ENTRIES SUPPLIED:

-- begin --

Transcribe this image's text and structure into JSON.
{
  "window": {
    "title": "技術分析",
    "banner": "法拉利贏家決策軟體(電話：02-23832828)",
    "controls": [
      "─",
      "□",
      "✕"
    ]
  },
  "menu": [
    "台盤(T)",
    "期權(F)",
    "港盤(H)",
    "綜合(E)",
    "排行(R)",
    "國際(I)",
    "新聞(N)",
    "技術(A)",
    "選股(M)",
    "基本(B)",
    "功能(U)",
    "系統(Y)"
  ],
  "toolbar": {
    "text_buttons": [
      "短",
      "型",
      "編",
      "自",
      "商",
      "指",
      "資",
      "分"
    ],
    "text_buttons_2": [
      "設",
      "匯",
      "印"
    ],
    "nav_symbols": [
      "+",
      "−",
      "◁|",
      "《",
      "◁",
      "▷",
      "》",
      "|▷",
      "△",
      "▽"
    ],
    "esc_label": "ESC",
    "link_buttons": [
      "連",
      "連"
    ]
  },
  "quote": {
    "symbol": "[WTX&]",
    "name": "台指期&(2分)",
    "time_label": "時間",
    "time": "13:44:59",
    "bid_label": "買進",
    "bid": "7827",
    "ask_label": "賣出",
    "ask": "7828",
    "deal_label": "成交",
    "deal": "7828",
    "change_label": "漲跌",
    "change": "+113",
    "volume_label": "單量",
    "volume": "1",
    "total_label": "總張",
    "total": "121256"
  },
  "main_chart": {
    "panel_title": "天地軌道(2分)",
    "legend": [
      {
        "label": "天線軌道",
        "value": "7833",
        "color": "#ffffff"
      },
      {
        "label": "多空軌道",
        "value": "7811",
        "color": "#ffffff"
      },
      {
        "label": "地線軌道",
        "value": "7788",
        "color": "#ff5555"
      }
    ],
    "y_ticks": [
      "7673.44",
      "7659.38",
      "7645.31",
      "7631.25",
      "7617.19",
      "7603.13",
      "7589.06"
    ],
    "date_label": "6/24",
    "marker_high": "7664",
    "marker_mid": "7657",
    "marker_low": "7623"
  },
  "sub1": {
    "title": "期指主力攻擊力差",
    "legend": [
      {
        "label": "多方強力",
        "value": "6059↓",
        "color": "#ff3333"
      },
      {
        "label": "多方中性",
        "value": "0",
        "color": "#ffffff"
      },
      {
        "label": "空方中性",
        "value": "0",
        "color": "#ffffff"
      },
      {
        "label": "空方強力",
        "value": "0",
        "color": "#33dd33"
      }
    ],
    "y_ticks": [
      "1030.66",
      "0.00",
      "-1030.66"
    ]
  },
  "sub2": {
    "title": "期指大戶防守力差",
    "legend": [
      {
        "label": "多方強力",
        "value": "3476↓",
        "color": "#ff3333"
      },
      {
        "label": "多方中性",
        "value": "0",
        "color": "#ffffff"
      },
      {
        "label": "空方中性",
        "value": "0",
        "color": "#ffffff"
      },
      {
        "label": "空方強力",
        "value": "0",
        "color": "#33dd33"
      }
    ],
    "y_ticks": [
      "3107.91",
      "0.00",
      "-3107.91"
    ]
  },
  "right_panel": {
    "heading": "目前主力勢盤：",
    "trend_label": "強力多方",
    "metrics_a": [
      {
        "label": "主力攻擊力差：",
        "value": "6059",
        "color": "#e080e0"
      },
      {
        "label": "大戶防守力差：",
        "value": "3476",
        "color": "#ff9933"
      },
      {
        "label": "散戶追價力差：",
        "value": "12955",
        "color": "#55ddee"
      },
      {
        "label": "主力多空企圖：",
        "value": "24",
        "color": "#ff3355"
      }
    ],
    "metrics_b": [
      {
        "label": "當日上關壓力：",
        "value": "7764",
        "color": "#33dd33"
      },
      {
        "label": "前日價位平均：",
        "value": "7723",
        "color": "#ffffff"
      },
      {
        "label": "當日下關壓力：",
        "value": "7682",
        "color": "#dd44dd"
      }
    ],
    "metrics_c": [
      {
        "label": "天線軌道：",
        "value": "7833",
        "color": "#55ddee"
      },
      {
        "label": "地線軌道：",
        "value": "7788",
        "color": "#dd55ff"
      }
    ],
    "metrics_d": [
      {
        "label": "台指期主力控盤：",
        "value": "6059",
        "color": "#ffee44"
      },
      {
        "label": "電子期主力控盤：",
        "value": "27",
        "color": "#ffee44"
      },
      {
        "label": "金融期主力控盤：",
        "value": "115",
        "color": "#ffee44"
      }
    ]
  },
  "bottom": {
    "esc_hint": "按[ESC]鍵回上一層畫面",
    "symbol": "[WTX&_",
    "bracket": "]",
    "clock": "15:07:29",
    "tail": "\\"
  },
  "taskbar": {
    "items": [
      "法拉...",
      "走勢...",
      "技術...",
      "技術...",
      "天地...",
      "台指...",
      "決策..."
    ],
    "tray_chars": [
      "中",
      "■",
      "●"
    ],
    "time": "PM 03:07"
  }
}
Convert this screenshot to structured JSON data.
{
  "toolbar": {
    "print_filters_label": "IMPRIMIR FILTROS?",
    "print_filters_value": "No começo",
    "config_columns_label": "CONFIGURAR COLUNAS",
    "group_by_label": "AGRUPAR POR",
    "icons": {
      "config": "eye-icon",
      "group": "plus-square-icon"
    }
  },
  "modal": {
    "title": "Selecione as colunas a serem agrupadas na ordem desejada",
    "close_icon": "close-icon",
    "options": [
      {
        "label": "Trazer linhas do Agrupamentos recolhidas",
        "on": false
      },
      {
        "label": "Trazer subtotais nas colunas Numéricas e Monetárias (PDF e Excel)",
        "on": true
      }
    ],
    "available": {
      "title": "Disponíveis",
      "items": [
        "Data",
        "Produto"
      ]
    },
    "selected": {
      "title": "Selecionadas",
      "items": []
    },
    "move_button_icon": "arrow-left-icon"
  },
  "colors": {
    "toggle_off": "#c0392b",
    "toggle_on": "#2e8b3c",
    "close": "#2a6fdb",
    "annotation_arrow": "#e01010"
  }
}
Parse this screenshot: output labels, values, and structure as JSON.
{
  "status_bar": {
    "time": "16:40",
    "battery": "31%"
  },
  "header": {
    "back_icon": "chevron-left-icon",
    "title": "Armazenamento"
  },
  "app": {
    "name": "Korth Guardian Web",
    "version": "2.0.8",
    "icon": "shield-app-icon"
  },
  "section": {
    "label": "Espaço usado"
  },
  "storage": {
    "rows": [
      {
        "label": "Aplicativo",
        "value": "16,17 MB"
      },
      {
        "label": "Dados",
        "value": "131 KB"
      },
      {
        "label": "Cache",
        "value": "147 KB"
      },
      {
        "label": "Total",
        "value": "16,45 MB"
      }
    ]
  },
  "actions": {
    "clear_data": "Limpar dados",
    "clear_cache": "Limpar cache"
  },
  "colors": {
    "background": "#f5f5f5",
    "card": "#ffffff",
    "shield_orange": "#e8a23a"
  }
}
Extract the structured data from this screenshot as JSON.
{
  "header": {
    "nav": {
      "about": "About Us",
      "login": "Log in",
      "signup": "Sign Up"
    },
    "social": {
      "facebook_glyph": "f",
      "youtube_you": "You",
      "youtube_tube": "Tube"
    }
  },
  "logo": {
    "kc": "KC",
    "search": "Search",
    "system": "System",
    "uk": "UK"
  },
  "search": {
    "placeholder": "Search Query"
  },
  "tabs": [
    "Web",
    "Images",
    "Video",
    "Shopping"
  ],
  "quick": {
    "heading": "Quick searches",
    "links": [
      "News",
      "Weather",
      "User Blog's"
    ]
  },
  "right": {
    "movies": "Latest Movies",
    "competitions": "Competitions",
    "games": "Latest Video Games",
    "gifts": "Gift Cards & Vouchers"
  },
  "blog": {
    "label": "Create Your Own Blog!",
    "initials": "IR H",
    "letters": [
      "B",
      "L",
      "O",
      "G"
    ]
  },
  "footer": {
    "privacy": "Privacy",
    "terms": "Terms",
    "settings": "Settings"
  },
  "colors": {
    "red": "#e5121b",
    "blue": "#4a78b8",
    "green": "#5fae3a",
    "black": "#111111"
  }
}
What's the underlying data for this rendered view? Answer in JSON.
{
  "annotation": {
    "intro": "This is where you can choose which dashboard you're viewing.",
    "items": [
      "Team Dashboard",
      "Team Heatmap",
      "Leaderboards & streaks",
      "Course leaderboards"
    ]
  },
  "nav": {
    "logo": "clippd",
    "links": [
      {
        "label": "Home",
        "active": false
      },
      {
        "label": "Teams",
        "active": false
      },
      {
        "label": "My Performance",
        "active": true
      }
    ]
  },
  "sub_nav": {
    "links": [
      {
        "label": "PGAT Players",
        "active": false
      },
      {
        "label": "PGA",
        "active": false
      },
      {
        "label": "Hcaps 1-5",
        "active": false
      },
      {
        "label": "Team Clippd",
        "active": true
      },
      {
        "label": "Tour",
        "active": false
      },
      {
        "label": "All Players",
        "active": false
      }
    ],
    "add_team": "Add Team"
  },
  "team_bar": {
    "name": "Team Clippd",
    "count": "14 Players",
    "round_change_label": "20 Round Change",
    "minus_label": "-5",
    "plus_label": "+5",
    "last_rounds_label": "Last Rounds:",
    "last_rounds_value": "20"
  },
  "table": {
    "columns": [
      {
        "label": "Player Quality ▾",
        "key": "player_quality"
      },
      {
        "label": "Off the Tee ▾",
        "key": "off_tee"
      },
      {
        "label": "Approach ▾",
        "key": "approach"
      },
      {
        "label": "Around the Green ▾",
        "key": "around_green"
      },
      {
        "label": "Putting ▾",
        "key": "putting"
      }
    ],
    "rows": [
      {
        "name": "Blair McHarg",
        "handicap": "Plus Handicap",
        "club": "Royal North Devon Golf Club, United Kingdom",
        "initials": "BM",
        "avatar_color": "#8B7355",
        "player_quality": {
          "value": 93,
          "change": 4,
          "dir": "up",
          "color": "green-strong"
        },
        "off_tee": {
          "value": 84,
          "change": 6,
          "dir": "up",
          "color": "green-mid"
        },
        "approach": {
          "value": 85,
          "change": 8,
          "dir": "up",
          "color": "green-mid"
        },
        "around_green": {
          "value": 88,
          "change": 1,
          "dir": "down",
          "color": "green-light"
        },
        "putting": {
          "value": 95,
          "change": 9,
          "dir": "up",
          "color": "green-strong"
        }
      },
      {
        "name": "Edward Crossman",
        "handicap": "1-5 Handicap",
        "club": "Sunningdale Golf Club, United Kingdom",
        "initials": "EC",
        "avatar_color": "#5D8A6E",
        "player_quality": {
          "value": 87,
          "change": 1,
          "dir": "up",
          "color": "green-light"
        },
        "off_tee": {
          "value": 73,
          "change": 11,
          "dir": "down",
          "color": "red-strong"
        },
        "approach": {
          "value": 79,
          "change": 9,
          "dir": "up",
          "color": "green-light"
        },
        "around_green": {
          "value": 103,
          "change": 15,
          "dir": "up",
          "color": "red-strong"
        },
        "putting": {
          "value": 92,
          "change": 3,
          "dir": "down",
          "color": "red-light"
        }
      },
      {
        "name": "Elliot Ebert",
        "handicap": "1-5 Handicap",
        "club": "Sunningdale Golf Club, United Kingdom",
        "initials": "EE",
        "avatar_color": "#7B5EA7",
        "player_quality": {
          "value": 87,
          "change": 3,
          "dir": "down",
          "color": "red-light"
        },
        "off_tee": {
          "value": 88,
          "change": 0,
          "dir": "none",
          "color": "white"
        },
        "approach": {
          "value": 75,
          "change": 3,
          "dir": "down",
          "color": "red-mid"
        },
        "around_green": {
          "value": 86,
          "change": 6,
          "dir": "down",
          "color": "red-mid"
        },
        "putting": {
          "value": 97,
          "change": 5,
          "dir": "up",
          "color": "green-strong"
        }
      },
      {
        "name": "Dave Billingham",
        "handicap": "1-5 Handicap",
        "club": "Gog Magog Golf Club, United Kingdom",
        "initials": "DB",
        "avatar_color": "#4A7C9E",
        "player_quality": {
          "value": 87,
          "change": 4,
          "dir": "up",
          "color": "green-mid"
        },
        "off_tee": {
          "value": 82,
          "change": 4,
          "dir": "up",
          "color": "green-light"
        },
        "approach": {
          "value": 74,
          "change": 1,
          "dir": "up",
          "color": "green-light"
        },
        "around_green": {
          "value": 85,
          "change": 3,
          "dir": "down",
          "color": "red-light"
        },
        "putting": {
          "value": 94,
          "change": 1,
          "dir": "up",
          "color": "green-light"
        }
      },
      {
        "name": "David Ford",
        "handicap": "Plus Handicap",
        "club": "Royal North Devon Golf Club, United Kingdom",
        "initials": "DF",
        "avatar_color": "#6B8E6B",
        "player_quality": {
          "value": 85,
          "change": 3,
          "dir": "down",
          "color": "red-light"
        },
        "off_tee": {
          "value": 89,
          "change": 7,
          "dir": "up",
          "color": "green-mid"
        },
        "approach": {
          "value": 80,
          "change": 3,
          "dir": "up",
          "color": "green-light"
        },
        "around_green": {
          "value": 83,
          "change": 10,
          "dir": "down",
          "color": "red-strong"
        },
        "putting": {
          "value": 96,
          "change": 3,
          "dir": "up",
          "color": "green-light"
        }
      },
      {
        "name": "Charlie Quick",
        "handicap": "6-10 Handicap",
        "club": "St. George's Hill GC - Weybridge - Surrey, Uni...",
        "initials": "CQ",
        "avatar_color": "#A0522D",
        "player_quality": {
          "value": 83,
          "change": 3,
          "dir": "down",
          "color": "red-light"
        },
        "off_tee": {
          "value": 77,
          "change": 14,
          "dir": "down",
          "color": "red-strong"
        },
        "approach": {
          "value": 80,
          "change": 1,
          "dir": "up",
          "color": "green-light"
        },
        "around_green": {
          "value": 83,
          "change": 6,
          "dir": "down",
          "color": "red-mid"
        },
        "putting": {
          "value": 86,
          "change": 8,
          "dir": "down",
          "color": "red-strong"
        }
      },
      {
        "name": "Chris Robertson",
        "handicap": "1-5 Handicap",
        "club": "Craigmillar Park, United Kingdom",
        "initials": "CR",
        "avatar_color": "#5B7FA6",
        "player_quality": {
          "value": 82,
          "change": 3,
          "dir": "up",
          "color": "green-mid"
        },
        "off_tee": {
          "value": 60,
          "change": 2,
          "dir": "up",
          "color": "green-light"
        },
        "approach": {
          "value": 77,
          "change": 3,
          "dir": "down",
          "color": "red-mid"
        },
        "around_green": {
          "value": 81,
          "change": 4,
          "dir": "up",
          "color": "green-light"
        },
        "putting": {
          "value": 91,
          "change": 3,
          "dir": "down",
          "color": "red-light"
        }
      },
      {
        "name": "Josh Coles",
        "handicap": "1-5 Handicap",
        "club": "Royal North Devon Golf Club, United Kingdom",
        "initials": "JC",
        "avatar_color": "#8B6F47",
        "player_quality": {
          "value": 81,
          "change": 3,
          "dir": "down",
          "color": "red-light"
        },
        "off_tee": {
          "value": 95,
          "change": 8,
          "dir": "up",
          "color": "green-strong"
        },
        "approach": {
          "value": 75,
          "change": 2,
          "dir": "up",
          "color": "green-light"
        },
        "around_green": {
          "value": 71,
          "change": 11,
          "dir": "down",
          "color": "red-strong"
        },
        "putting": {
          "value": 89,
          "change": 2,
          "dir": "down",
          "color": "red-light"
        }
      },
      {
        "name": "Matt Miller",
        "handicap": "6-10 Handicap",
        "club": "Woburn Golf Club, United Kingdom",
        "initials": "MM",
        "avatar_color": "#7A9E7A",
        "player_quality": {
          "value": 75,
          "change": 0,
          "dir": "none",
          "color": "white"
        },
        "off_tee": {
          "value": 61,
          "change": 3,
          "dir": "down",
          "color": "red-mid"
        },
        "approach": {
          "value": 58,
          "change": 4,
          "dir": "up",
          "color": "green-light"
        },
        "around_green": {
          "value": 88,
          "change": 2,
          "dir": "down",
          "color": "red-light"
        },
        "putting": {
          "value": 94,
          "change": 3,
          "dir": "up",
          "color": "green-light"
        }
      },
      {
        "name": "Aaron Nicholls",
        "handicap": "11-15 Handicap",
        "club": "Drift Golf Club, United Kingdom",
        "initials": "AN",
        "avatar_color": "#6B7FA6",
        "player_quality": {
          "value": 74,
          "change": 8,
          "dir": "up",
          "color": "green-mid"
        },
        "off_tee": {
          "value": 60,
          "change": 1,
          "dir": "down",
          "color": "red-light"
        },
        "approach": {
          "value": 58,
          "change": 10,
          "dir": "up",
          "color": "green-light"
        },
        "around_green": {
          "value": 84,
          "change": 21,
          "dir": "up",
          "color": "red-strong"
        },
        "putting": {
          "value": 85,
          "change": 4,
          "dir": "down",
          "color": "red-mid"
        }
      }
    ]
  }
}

-- end --

REQUIREMENT: Work out the count of lines containing the word "Limpar", then write only that count.

FINISHED TASK: 2